Prompt: Return only this: the line with "Serialize everything readable" and all the lines that follow it below, through the final one, exactly as they are.

Collected data entries

--------

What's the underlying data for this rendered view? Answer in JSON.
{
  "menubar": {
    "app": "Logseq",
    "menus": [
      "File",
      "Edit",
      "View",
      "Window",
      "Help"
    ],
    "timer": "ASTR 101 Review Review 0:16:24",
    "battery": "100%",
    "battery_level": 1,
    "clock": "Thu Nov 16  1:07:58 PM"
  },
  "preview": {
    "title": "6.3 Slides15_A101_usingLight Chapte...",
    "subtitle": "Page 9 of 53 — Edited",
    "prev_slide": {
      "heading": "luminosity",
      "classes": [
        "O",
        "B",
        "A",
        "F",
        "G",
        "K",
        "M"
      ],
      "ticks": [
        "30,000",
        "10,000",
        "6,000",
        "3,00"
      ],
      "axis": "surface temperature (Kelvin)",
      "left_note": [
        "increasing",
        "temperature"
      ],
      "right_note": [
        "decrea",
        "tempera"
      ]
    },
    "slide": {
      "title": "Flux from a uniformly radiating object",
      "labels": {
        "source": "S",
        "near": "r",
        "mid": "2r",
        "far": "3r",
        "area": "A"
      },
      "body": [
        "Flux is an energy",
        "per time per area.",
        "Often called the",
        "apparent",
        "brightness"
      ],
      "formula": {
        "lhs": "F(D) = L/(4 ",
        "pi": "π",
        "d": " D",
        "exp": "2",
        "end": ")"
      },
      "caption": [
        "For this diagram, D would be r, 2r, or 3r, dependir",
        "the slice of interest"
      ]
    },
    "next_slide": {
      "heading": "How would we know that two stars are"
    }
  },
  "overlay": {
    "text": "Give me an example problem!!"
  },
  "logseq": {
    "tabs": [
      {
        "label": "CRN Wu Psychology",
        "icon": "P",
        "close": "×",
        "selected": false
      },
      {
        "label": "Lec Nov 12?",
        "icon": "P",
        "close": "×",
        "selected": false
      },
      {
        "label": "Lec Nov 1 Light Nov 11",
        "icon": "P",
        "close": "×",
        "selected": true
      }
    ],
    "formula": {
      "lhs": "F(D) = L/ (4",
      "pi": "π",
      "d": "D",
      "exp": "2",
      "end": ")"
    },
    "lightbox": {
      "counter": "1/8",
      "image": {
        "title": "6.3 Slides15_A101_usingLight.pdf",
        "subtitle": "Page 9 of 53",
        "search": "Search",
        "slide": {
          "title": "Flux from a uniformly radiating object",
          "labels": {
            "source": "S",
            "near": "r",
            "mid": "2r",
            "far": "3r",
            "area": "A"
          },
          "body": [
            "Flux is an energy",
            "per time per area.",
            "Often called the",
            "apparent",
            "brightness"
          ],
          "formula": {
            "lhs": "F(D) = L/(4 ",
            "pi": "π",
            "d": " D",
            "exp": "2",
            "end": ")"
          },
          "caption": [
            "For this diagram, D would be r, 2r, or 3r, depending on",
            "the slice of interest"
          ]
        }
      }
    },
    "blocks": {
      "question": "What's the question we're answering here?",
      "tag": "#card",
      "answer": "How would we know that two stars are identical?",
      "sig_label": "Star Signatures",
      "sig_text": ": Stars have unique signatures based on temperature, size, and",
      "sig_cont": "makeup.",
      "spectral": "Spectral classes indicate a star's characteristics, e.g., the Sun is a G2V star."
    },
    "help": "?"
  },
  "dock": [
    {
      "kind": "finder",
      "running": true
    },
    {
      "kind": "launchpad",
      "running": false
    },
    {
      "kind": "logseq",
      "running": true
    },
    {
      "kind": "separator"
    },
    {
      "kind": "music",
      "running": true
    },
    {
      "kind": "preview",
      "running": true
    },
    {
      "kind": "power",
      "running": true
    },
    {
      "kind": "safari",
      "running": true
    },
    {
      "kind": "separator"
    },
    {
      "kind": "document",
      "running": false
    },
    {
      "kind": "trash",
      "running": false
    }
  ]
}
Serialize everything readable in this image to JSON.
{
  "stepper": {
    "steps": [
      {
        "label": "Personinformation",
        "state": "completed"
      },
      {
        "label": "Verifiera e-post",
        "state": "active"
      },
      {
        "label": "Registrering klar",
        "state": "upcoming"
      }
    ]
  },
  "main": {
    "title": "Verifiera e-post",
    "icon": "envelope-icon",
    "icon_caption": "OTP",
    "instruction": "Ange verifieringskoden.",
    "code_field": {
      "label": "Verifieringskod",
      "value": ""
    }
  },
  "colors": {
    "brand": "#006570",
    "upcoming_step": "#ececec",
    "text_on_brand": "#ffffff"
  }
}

--------

Solution:
Serialize everything readable in this image to JSON.
{
  "stepper": {
    "steps": [
      {
        "label": "Personinformation",
        "state": "completed"
      },
      {
        "label": "Verifiera e-post",
        "state": "active"
      },
      {
        "label": "Registrering klar",
        "state": "upcoming"
      }
    ]
  },
  "main": {
    "title": "Verifiera e-post",
    "icon": "envelope-icon",
    "icon_caption": "OTP",
    "instruction": "Ange verifieringskoden.",
    "code_field": {
      "label": "Verifieringskod",
      "value": ""
    }
  },
  "colors": {
    "brand": "#006570",
    "upcoming_step": "#ececec",
    "text_on_brand": "#ffffff"
  }
}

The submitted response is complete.